-- ROWS start --
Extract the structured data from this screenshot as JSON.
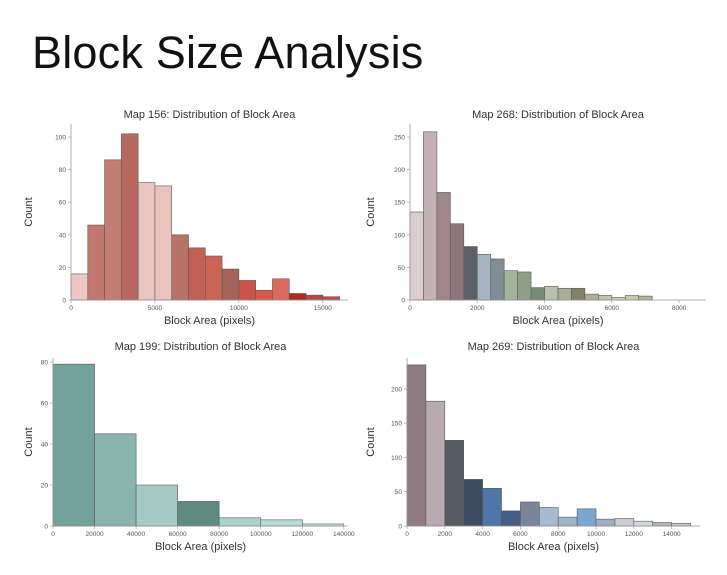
{
  "slide": {
    "title": "Block Size Analysis"
  },
  "chart_data": [
    {
      "id": "map156",
      "type": "bar",
      "title": "Map 156: Distribution of Block Area",
      "xlabel": "Block Area (pixels)",
      "ylabel": "Count",
      "xlim": [
        0,
        16500
      ],
      "ylim": [
        0,
        108
      ],
      "xticks": [
        {
          "v": 0,
          "label": "0"
        },
        {
          "v": 5000,
          "label": "5000"
        },
        {
          "v": 10000,
          "label": "10000"
        },
        {
          "v": 15000,
          "label": "15000"
        }
      ],
      "yticks": [
        {
          "v": 0,
          "label": "0"
        },
        {
          "v": 20,
          "label": "20"
        },
        {
          "v": 40,
          "label": "40"
        },
        {
          "v": 60,
          "label": "60"
        },
        {
          "v": 80,
          "label": "80"
        },
        {
          "v": 100,
          "label": "100"
        }
      ],
      "bin_start": 0,
      "bin_width": 1000,
      "values": [
        16,
        46,
        86,
        102,
        72,
        70,
        40,
        32,
        27,
        19,
        12,
        6,
        13,
        4,
        3,
        2
      ],
      "colors": [
        "#edc7c3",
        "#c17870",
        "#c37e74",
        "#b9685e",
        "#eac5c0",
        "#e9c3be",
        "#b77267",
        "#c26055",
        "#c96457",
        "#a4625a",
        "#c95346",
        "#d8584a",
        "#db6a5e",
        "#b02a20",
        "#b44c42",
        "#c24b40"
      ]
    },
    {
      "id": "map268",
      "type": "bar",
      "title": "Map 268: Distribution of Block Area",
      "xlabel": "Block Area (pixels)",
      "ylabel": "Count",
      "xlim": [
        0,
        8800
      ],
      "ylim": [
        0,
        270
      ],
      "xticks": [
        {
          "v": 0,
          "label": "0"
        },
        {
          "v": 2000,
          "label": "2000"
        },
        {
          "v": 4000,
          "label": "4000"
        },
        {
          "v": 6000,
          "label": "6000"
        },
        {
          "v": 8000,
          "label": "8000"
        }
      ],
      "yticks": [
        {
          "v": 0,
          "label": "0"
        },
        {
          "v": 50,
          "label": "50"
        },
        {
          "v": 100,
          "label": "100"
        },
        {
          "v": 150,
          "label": "150"
        },
        {
          "v": 200,
          "label": "200"
        },
        {
          "v": 250,
          "label": "250"
        }
      ],
      "bin_start": 0,
      "bin_width": 400,
      "values": [
        135,
        258,
        165,
        117,
        82,
        70,
        63,
        45,
        43,
        19,
        21,
        18,
        18,
        9,
        7,
        4,
        7,
        6
      ],
      "colors": [
        "#dccdd1",
        "#c4b1b6",
        "#9e868d",
        "#8f767d",
        "#5c5f69",
        "#a7b4c2",
        "#808c96",
        "#a3b49b",
        "#8f9e85",
        "#778c78",
        "#b7c1ae",
        "#a8ab97",
        "#838266",
        "#b5af93",
        "#c6c2a8",
        "#d3cfb7",
        "#cdc8ac",
        "#b8b397"
      ]
    },
    {
      "id": "map199",
      "type": "bar",
      "title": "Map 199: Distribution of Block Area",
      "xlabel": "Block Area (pixels)",
      "ylabel": "Count",
      "xlim": [
        0,
        142000
      ],
      "ylim": [
        0,
        82
      ],
      "xticks": [
        {
          "v": 0,
          "label": "0"
        },
        {
          "v": 20000,
          "label": "20000"
        },
        {
          "v": 40000,
          "label": "40000"
        },
        {
          "v": 60000,
          "label": "60000"
        },
        {
          "v": 80000,
          "label": "80000"
        },
        {
          "v": 100000,
          "label": "100000"
        },
        {
          "v": 120000,
          "label": "120000"
        },
        {
          "v": 140000,
          "label": "140000"
        }
      ],
      "yticks": [
        {
          "v": 0,
          "label": "0"
        },
        {
          "v": 20,
          "label": "20"
        },
        {
          "v": 40,
          "label": "40"
        },
        {
          "v": 60,
          "label": "60"
        },
        {
          "v": 80,
          "label": "80"
        }
      ],
      "bin_start": 0,
      "bin_width": 20000,
      "values": [
        79,
        45,
        20,
        12,
        4,
        3,
        1
      ],
      "colors": [
        "#73a19b",
        "#8ab4ae",
        "#a5c9c3",
        "#5f8a80",
        "#a9d3cb",
        "#b8dcd4",
        "#c8e3dd"
      ]
    },
    {
      "id": "map269",
      "type": "bar",
      "title": "Map 269: Distribution of Block Area",
      "xlabel": "Block Area (pixels)",
      "ylabel": "Count",
      "xlim": [
        0,
        15500
      ],
      "ylim": [
        0,
        245
      ],
      "xticks": [
        {
          "v": 0,
          "label": "0"
        },
        {
          "v": 2000,
          "label": "2000"
        },
        {
          "v": 4000,
          "label": "4000"
        },
        {
          "v": 6000,
          "label": "6000"
        },
        {
          "v": 8000,
          "label": "8000"
        },
        {
          "v": 10000,
          "label": "10000"
        },
        {
          "v": 12000,
          "label": "12000"
        },
        {
          "v": 14000,
          "label": "14000"
        }
      ],
      "yticks": [
        {
          "v": 0,
          "label": "0"
        },
        {
          "v": 50,
          "label": "50"
        },
        {
          "v": 100,
          "label": "100"
        },
        {
          "v": 150,
          "label": "150"
        },
        {
          "v": 200,
          "label": "200"
        }
      ],
      "bin_start": 0,
      "bin_width": 1000,
      "values": [
        235,
        182,
        125,
        68,
        55,
        22,
        35,
        27,
        13,
        25,
        10,
        11,
        7,
        5,
        4
      ],
      "colors": [
        "#8e7a80",
        "#b7aab0",
        "#565a65",
        "#3e4c63",
        "#4f76a8",
        "#465d86",
        "#7a859c",
        "#a7bbd0",
        "#9eb4cc",
        "#7ba6cf",
        "#9eb0c3",
        "#c6cdd5",
        "#d5d8dd",
        "#b1b4bb",
        "#c5c8cc"
      ]
    }
  ]
}
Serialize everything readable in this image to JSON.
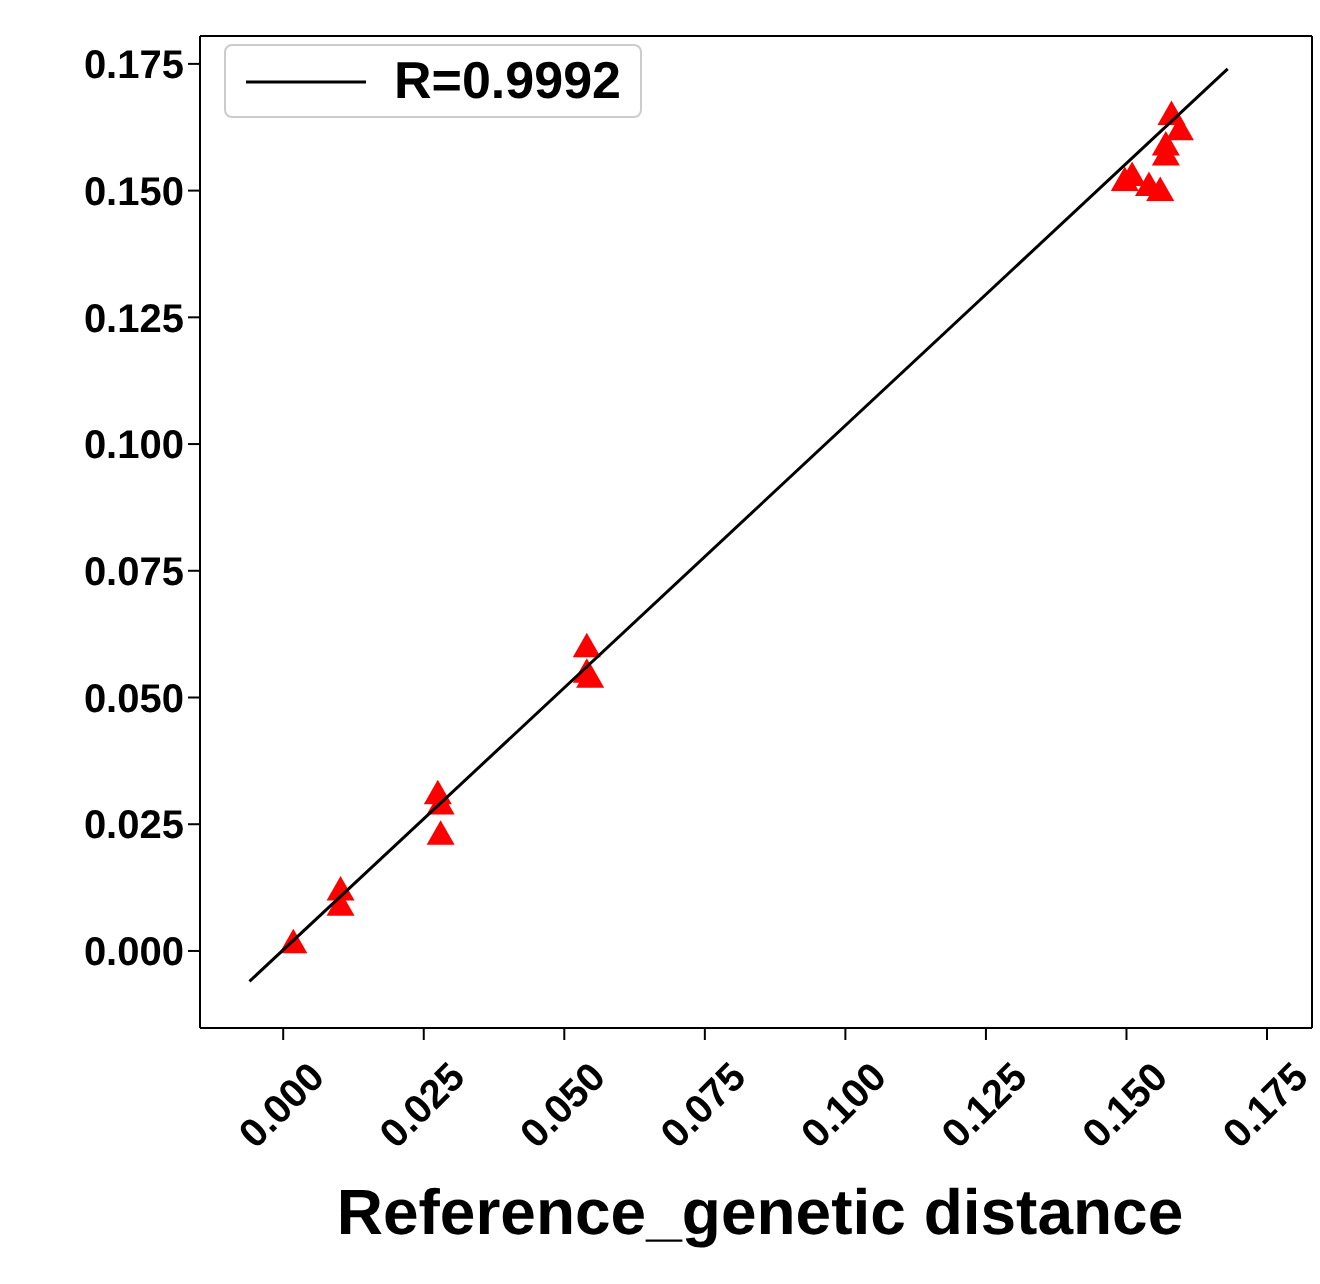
{
  "chart_data": {
    "type": "scatter",
    "xlabel": "Reference_genetic distance",
    "marker": "triangle",
    "legend": "top left",
    "xlim": [
      -0.0148,
      0.183
    ],
    "ylim": [
      -0.0152,
      0.1805
    ],
    "xticks": [
      {
        "value": 0,
        "label": "0.000"
      },
      {
        "value": 0.025,
        "label": "0.025"
      },
      {
        "value": 0.05,
        "label": "0.050"
      },
      {
        "value": 0.075,
        "label": "0.075"
      },
      {
        "value": 0.1,
        "label": "0.100"
      },
      {
        "value": 0.125,
        "label": "0.125"
      },
      {
        "value": 0.15,
        "label": "0.150"
      },
      {
        "value": 0.175,
        "label": "0.175"
      }
    ],
    "yticks": [
      {
        "value": 0,
        "label": "0.000"
      },
      {
        "value": 0.025,
        "label": "0.025"
      },
      {
        "value": 0.05,
        "label": "0.050"
      },
      {
        "value": 0.075,
        "label": "0.075"
      },
      {
        "value": 0.1,
        "label": "0.100"
      },
      {
        "value": 0.125,
        "label": "0.125"
      },
      {
        "value": 0.15,
        "label": "0.150"
      },
      {
        "value": 0.175,
        "label": "0.175"
      }
    ],
    "series": [
      {
        "color": "#ff0000",
        "x": [
          0.0018,
          0.0102,
          0.0102,
          0.0275,
          0.028,
          0.028,
          0.054,
          0.054,
          0.0546,
          0.158,
          0.1595,
          0.157,
          0.157,
          0.1497,
          0.151,
          0.154,
          0.156
        ],
        "values": [
          0.0016,
          0.012,
          0.009,
          0.031,
          0.029,
          0.023,
          0.06,
          0.055,
          0.054,
          0.165,
          0.162,
          0.157,
          0.159,
          0.152,
          0.153,
          0.151,
          0.15
        ]
      },
      {
        "type": "line",
        "name": "R=0.9992",
        "color": "#000000",
        "marker": "none",
        "x": [
          -0.006,
          0.168
        ],
        "values": [
          -0.006,
          0.174
        ]
      }
    ]
  }
}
-- ROWS end --
SHORT EXERCISE = Note every line above where the string "JSON" shows up, and copy those lines.

ANSWER TO THE TASK =
Extract the structured data from this screenshot as JSON.
Serialize everything readable in this image to JSON.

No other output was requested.